## Aim
Every line below is to be quoted exactly, with nothing added or dropped.

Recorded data
** begin **
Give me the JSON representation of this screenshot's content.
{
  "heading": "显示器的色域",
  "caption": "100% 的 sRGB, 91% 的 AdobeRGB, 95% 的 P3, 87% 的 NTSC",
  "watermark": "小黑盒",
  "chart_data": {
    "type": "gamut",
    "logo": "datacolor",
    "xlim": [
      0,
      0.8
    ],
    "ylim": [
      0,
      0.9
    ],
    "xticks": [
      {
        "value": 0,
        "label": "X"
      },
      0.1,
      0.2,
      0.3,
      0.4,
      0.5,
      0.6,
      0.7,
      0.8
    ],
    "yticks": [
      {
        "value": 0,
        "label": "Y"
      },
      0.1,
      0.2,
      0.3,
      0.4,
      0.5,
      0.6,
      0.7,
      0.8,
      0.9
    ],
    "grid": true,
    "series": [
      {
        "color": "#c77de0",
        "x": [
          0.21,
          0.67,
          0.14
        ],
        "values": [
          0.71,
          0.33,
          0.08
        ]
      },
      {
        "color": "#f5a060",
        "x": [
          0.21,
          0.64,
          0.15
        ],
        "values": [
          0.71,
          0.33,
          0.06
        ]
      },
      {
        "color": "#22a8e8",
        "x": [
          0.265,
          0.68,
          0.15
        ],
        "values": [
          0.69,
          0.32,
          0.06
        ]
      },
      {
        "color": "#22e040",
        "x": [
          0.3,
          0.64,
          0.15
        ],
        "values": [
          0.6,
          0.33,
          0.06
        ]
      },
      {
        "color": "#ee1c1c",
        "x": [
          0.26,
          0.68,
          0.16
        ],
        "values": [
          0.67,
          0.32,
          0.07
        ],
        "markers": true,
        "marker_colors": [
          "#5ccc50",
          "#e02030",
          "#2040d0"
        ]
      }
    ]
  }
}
** end **
## Expected answer
Give me the JSON representation of this screenshot's content.
{
  "heading": "显示器的色域",
  "caption": "100% 的 sRGB, 91% 的 AdobeRGB, 95% 的 P3, 87% 的 NTSC",
  "watermark": "小黑盒",
  "chart_data": {
    "type": "gamut",
    "logo": "datacolor",
    "xlim": [
      0,
      0.8
    ],
    "ylim": [
      0,
      0.9
    ],
    "xticks": [
      {
        "value": 0,
        "label": "X"
      },
      0.1,
      0.2,
      0.3,
      0.4,
      0.5,
      0.6,
      0.7,
      0.8
    ],
    "yticks": [
      {
        "value": 0,
        "label": "Y"
      },
      0.1,
      0.2,
      0.3,
      0.4,
      0.5,
      0.6,
      0.7,
      0.8,
      0.9
    ],
    "grid": true,
    "series": [
      {
        "color": "#c77de0",
        "x": [
          0.21,
          0.67,
          0.14
        ],
        "values": [
          0.71,
          0.33,
          0.08
        ]
      },
      {
        "color": "#f5a060",
        "x": [
          0.21,
          0.64,
          0.15
        ],
        "values": [
          0.71,
          0.33,
          0.06
        ]
      },
      {
        "color": "#22a8e8",
        "x": [
          0.265,
          0.68,
          0.15
        ],
        "values": [
          0.69,
          0.32,
          0.06
        ]
      },
      {
        "color": "#22e040",
        "x": [
          0.3,
          0.64,
          0.15
        ],
        "values": [
          0.6,
          0.33,
          0.06
        ]
      },
      {
        "color": "#ee1c1c",
        "x": [
          0.26,
          0.68,
          0.16
        ],
        "values": [
          0.67,
          0.32,
          0.07
        ],
        "markers": true,
        "marker_colors": [
          "#5ccc50",
          "#e02030",
          "#2040d0"
        ]
      }
    ]
  }
}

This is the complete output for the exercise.